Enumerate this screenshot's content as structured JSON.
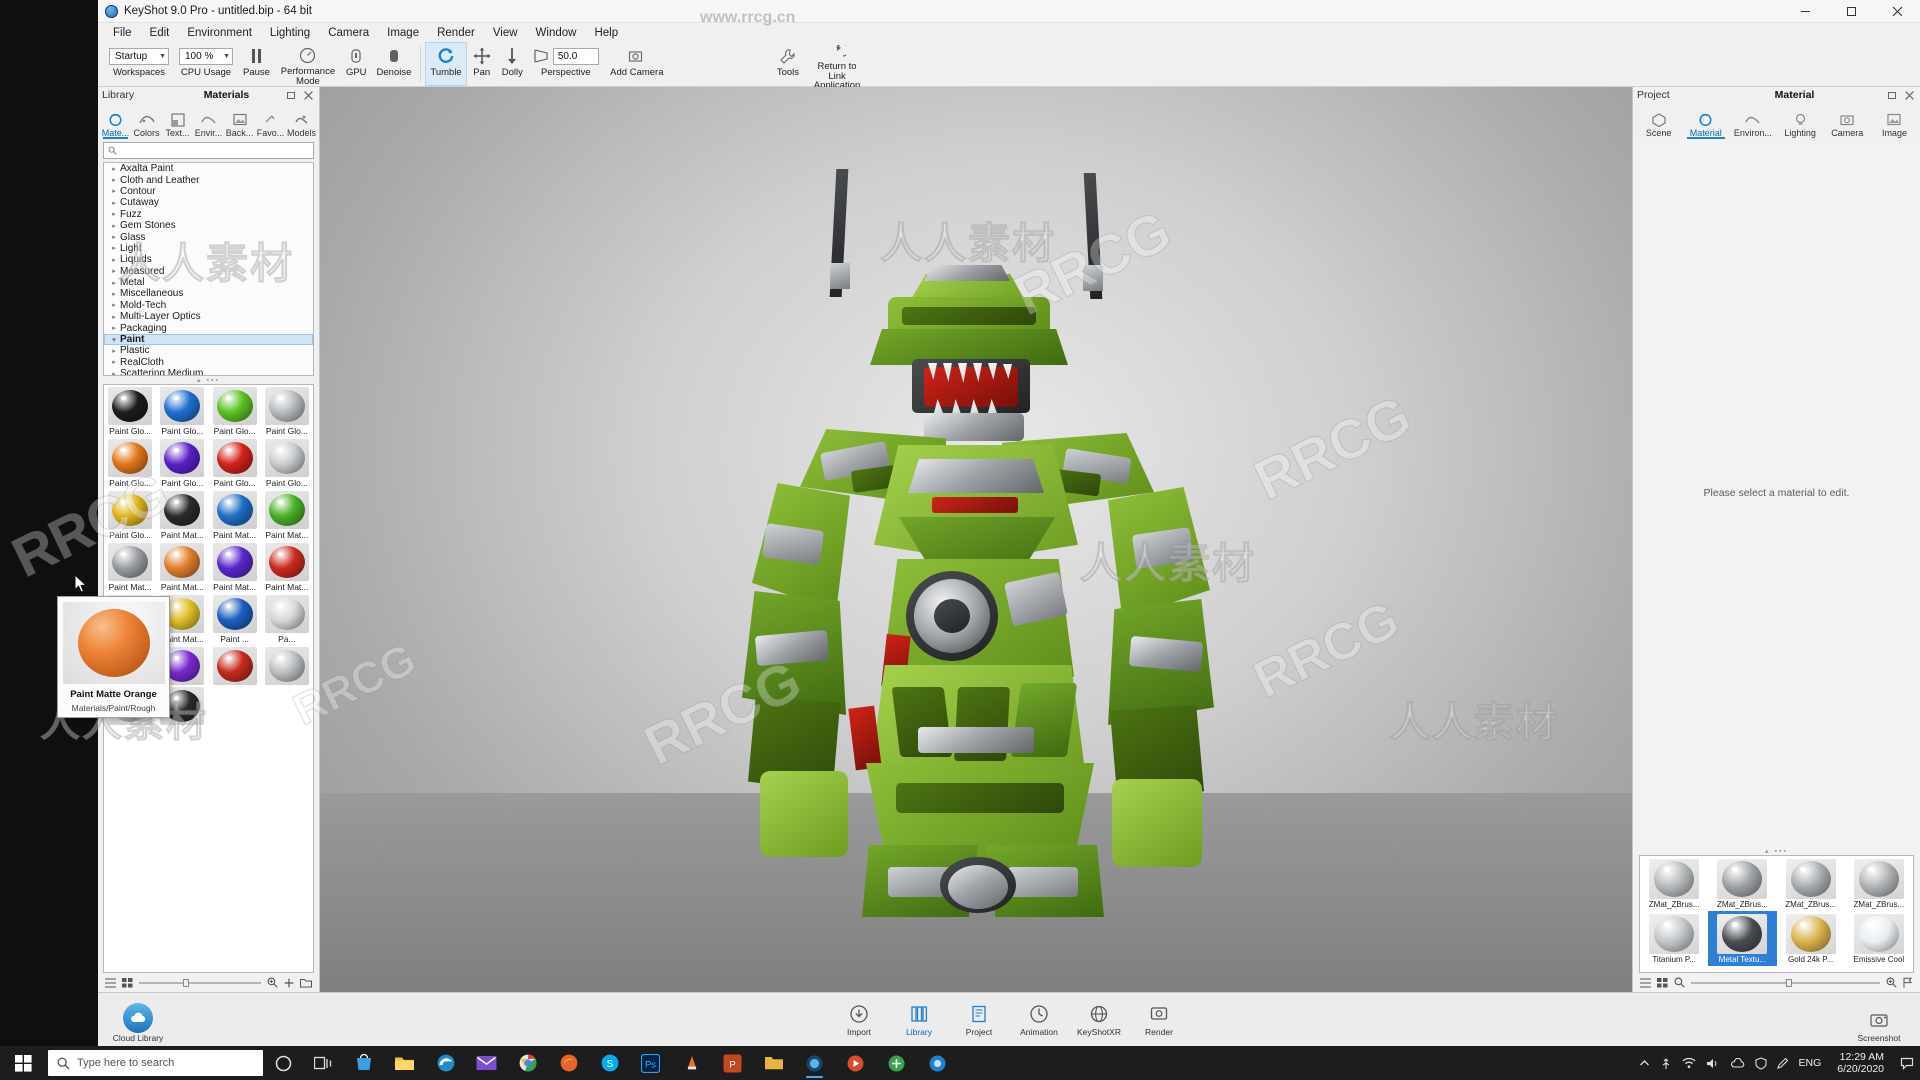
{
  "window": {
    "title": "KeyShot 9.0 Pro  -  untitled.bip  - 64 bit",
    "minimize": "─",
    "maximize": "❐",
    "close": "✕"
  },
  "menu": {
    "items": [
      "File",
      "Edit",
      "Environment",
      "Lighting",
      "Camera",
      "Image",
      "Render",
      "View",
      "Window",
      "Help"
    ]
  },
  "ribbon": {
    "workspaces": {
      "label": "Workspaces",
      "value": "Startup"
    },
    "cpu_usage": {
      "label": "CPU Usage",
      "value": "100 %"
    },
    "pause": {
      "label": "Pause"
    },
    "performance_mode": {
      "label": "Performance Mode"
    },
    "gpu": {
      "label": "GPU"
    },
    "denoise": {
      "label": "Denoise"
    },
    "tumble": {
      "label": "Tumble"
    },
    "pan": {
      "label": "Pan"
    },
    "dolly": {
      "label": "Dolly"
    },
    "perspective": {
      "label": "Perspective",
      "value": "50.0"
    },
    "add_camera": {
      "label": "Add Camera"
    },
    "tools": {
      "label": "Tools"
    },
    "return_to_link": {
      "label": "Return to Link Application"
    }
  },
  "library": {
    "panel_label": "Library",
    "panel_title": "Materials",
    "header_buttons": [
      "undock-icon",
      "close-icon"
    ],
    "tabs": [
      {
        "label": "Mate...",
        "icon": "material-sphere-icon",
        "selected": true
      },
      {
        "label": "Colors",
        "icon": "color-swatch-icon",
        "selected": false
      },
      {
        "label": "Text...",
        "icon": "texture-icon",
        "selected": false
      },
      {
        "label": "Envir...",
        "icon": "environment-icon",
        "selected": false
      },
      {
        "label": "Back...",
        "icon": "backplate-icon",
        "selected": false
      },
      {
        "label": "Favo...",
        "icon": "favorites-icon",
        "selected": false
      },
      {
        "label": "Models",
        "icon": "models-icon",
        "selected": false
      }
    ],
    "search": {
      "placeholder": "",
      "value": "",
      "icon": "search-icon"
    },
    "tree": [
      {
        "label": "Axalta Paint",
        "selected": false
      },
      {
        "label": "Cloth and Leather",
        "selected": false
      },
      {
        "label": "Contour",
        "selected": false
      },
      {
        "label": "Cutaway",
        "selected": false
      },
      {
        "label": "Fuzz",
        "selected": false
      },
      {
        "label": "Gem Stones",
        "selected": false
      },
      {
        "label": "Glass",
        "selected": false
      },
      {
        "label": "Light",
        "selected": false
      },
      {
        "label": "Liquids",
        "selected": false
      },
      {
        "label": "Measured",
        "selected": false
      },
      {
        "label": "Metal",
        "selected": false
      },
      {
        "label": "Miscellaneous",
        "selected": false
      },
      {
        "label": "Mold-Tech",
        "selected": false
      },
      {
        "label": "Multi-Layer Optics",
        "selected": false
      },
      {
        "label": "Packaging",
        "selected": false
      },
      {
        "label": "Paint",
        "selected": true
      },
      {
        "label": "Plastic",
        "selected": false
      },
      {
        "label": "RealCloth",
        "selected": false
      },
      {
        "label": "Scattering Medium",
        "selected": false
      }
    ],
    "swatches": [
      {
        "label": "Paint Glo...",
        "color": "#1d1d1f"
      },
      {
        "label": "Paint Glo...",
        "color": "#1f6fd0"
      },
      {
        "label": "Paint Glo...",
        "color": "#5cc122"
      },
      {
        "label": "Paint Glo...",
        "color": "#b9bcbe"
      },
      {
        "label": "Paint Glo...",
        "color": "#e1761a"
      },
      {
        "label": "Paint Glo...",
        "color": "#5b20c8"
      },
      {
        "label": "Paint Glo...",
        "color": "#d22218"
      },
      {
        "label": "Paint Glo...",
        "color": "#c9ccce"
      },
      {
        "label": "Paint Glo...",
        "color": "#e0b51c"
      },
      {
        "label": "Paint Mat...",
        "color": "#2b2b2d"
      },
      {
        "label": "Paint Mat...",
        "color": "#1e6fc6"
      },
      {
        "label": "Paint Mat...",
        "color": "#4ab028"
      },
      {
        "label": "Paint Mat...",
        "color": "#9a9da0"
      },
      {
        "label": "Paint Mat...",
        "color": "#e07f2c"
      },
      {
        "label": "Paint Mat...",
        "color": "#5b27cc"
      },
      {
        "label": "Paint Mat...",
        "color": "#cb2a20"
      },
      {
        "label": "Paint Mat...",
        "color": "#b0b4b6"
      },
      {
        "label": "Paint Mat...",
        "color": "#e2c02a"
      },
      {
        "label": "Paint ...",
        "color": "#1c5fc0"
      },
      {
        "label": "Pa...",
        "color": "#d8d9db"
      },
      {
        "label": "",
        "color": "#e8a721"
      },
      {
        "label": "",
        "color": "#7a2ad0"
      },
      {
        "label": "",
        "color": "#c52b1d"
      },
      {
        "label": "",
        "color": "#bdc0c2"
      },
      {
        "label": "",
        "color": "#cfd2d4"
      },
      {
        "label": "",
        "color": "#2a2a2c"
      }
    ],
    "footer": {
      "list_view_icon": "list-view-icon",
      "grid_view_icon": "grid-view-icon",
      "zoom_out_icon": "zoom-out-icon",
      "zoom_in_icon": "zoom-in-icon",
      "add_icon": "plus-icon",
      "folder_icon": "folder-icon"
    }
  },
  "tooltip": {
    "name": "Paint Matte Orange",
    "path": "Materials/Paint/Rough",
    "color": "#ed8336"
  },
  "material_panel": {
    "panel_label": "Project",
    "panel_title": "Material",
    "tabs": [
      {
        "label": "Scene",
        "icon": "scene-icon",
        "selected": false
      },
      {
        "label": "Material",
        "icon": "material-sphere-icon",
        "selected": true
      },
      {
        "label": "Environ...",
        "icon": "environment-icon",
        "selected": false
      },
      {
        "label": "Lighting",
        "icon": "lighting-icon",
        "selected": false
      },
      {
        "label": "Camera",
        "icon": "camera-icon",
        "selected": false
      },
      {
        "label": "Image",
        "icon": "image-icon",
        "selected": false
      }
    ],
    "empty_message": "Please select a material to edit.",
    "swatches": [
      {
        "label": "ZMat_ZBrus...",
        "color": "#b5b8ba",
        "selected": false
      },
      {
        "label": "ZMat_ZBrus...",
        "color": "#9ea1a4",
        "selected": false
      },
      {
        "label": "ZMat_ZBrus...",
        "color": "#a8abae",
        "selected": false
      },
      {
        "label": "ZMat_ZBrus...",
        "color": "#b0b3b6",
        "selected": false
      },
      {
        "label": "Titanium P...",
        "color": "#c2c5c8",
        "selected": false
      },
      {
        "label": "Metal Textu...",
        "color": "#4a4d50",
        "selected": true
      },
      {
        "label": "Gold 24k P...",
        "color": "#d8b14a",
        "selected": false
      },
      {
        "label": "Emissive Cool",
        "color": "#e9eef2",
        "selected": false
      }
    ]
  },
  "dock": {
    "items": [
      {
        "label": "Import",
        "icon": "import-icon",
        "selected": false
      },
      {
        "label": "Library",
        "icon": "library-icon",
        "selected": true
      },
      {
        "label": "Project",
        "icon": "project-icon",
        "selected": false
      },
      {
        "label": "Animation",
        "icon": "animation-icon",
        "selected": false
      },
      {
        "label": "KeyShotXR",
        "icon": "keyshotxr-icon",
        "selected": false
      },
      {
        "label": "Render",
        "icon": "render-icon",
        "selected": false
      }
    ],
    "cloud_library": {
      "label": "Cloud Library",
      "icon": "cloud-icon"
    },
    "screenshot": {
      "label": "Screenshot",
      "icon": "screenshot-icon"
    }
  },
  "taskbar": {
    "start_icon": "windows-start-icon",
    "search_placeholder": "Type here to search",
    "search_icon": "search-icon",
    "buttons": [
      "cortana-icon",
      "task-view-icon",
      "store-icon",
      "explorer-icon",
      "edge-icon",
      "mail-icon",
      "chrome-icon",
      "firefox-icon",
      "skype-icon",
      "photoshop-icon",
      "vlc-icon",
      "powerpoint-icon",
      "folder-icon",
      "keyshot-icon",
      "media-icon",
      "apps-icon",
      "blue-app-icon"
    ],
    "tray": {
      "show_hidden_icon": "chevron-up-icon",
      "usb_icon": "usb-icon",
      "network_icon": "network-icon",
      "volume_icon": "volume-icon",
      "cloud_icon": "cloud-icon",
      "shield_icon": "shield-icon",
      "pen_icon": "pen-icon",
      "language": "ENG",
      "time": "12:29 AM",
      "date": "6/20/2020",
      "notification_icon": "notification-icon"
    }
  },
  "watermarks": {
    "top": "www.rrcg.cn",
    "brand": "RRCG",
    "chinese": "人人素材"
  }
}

**Brief:** In the records above, how many lines hold the string "value"? Reply with only the number.

**Response for this exercise:** 4